# Task instructions:
Collect the lines of the entries where "image" shows up.
☆ ☆ ☆ ☆
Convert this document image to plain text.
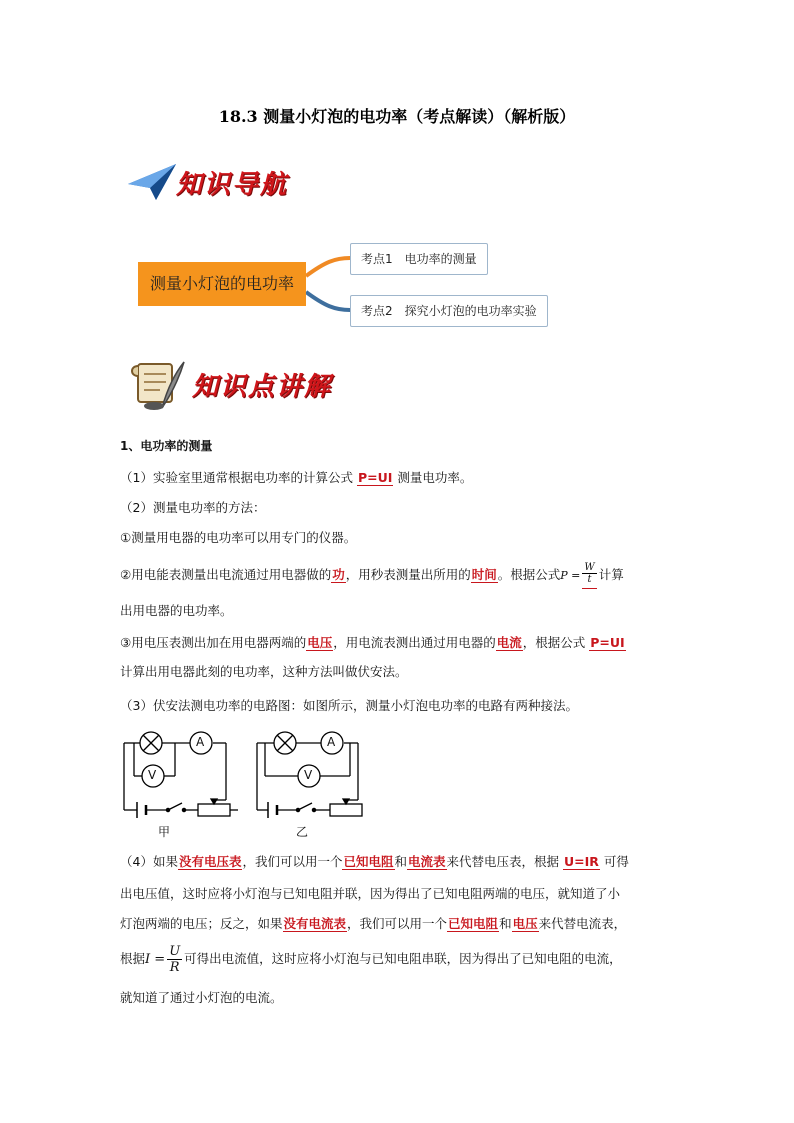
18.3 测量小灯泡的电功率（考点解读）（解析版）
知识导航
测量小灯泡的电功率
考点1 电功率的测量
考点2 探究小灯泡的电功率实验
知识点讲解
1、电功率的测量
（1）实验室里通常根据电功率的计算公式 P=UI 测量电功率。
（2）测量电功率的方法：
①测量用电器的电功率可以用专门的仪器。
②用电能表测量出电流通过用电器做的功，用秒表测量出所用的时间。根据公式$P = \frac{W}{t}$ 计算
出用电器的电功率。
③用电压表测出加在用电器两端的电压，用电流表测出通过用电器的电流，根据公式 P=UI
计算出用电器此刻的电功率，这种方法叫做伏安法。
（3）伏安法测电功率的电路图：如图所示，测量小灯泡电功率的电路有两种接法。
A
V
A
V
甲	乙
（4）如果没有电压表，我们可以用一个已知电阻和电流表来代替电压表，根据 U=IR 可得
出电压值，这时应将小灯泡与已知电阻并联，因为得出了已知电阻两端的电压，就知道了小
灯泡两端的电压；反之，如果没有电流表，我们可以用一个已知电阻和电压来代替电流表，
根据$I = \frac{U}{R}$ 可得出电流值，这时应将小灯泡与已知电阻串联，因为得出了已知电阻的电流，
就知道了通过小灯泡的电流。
☆ ☆ ☆ ☆
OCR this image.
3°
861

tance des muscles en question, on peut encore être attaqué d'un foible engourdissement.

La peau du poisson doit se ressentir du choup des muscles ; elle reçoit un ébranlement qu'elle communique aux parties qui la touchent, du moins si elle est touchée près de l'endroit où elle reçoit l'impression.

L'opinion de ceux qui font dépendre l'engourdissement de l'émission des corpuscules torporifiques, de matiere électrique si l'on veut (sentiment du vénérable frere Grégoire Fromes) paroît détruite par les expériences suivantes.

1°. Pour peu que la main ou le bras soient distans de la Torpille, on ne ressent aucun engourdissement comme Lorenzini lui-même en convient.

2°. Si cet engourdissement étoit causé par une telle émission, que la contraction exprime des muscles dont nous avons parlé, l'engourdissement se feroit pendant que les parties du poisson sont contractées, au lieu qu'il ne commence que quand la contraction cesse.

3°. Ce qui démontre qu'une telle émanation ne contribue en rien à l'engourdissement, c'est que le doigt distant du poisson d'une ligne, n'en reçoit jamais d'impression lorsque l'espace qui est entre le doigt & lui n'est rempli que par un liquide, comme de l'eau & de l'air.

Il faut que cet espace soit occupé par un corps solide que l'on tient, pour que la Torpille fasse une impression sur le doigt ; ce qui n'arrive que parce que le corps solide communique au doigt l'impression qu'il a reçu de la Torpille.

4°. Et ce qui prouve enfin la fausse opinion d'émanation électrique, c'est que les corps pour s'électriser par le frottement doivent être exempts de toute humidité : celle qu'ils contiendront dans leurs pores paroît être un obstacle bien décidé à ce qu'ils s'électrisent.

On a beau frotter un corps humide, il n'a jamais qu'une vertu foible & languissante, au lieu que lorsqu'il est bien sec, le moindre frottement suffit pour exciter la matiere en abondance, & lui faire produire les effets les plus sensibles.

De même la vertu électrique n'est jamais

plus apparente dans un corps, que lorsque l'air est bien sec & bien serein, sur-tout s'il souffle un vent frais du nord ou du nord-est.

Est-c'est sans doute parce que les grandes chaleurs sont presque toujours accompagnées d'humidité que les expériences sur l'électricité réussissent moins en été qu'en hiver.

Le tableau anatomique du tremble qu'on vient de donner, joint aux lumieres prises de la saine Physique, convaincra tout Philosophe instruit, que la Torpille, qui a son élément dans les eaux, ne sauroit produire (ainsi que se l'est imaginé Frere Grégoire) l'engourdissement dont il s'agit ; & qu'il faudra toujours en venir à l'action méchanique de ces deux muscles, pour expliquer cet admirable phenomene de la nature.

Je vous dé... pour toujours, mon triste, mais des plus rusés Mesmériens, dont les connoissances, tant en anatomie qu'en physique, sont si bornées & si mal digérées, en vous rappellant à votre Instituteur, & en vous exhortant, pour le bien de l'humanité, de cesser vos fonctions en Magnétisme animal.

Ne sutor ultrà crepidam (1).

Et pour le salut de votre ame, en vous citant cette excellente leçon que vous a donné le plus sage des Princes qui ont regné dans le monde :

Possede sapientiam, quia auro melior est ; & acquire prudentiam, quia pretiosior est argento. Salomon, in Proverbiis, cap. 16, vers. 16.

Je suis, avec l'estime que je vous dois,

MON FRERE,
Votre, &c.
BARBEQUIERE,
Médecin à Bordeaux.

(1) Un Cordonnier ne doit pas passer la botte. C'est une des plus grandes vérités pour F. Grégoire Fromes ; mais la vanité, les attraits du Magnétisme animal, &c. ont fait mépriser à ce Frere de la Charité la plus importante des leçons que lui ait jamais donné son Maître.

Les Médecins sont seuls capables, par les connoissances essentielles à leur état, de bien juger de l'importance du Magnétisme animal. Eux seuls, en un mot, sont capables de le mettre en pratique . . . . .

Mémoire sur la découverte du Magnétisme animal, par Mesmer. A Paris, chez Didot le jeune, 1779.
☆ ☆ ☆ ☆
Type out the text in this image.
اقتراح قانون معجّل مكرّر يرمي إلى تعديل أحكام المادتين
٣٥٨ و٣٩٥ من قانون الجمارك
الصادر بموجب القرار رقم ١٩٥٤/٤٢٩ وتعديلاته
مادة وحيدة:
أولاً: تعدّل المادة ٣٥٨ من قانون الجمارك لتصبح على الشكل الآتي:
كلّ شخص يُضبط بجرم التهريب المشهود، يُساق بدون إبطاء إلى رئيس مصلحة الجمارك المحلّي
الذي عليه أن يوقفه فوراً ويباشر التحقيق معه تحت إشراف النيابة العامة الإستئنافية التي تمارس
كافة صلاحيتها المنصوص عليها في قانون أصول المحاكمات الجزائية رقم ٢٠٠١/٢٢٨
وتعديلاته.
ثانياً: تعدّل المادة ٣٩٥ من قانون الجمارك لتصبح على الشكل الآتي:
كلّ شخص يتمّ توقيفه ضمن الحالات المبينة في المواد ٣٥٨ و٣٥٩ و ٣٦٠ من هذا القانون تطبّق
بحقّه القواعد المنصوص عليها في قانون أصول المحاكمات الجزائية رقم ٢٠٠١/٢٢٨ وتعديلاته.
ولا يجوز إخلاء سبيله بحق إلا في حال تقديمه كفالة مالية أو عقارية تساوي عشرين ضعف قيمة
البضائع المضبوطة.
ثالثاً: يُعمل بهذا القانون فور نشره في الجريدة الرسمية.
☆ ☆ ☆ ☆
# Finished answer:
Convert this document image to plain text.
OCR this image.
Type out the text in this image.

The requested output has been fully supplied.